Identify the lines bearing the string "name" and gather them.

Items from a dataset:
──────────

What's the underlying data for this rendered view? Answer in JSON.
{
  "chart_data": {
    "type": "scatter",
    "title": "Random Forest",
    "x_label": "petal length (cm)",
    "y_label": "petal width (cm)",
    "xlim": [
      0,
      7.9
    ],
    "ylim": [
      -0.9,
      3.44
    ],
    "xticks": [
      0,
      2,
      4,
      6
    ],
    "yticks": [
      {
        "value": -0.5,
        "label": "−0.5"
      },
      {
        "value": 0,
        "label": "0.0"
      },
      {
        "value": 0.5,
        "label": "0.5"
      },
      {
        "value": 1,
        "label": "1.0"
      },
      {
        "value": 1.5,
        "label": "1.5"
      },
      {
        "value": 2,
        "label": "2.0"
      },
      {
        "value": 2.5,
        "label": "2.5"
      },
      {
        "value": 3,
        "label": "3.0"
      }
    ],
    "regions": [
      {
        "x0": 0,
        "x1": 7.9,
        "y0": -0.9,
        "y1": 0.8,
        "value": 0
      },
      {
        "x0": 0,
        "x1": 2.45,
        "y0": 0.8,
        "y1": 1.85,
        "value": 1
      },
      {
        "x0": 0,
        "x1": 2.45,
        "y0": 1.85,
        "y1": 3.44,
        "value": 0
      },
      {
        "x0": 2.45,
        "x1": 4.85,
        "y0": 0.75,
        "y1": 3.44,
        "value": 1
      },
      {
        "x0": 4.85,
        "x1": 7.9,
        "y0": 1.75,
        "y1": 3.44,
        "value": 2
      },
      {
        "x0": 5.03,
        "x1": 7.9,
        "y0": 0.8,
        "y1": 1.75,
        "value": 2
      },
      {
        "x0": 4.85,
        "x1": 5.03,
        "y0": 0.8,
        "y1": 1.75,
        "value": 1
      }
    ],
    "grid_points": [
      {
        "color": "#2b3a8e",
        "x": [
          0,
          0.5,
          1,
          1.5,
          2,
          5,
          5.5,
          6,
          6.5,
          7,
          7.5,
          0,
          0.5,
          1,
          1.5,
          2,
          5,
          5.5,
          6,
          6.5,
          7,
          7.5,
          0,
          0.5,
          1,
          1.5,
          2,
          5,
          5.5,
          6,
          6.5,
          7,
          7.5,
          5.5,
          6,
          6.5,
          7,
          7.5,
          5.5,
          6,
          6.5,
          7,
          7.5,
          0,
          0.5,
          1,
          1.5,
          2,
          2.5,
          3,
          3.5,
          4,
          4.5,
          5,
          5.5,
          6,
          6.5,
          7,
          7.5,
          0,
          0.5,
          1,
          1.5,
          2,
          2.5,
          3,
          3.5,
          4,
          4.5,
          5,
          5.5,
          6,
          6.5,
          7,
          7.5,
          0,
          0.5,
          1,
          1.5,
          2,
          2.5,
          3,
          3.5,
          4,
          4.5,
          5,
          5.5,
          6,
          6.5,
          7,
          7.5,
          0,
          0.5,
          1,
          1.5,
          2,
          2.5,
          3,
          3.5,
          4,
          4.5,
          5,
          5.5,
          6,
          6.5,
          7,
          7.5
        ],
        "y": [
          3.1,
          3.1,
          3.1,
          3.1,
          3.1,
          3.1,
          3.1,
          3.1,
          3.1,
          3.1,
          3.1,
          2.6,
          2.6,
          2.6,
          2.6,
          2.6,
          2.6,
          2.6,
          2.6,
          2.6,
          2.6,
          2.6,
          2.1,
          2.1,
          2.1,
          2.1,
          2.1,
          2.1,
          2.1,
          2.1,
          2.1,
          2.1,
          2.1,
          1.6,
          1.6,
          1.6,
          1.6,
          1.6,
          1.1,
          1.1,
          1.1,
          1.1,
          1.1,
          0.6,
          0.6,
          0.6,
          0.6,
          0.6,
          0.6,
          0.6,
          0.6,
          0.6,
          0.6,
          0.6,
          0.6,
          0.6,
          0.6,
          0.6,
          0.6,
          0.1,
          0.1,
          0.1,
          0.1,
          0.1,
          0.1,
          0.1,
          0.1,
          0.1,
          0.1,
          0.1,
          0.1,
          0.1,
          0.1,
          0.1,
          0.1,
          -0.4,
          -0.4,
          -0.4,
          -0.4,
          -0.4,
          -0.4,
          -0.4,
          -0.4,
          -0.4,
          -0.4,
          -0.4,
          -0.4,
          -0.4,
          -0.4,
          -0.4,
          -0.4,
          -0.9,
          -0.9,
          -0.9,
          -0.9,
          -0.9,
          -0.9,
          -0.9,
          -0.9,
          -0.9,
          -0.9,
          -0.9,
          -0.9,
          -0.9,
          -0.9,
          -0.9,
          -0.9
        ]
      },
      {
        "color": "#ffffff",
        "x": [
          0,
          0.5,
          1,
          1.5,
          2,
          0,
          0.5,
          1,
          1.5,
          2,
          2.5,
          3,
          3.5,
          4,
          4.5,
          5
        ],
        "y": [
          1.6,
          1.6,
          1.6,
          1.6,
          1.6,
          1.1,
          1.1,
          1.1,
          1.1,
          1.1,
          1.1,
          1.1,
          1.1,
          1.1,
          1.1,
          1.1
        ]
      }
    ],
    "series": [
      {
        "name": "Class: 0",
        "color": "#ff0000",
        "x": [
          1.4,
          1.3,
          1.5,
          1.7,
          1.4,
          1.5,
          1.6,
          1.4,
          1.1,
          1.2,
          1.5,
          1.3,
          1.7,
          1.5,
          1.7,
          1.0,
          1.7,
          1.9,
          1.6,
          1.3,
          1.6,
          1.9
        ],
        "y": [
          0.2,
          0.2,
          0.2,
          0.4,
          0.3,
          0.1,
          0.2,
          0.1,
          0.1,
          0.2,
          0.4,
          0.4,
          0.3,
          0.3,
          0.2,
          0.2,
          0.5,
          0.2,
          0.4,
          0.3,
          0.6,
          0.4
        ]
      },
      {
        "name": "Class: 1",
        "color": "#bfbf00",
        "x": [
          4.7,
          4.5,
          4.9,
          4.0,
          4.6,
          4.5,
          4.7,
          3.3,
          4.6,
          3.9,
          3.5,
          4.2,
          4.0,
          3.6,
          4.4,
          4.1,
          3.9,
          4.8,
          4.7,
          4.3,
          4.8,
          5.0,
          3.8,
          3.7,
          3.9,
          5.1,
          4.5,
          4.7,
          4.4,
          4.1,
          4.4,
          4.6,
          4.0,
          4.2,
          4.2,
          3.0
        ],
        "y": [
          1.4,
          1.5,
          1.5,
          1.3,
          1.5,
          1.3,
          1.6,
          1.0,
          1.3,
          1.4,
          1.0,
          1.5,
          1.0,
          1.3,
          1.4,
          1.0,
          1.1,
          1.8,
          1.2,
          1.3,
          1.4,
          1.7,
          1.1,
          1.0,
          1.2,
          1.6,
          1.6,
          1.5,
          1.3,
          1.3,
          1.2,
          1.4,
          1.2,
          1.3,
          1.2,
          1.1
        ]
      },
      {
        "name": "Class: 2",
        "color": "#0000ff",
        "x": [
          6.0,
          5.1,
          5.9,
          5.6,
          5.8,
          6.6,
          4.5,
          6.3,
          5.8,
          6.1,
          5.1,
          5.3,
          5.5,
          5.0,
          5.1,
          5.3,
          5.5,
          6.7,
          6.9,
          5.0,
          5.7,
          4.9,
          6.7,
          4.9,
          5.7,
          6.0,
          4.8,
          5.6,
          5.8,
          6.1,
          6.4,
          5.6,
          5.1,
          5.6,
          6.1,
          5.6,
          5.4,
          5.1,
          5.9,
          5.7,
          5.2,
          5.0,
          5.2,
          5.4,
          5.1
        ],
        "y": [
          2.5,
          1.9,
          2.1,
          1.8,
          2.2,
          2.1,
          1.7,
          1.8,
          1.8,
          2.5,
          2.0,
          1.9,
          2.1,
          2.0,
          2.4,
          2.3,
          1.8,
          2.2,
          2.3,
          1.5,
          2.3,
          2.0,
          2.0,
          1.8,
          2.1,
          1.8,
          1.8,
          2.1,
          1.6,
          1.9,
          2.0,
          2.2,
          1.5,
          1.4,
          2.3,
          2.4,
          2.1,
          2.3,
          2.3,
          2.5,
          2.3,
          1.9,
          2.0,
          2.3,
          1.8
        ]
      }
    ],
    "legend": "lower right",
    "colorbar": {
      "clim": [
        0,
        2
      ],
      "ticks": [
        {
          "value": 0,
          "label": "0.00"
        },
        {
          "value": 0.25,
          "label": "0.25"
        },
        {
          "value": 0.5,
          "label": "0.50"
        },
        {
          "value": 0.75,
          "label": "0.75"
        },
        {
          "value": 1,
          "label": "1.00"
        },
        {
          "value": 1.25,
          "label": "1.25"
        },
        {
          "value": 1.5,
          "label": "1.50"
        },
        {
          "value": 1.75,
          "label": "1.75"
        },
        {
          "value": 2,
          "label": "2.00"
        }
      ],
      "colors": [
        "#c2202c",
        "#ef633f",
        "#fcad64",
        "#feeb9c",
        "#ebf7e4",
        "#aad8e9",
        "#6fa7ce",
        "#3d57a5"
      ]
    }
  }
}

──────────

#### [SOLUTION FOR THIS PROBLEM]
        "name": "Class: 0",
        "name": "Class: 1",
        "name": "Class: 2",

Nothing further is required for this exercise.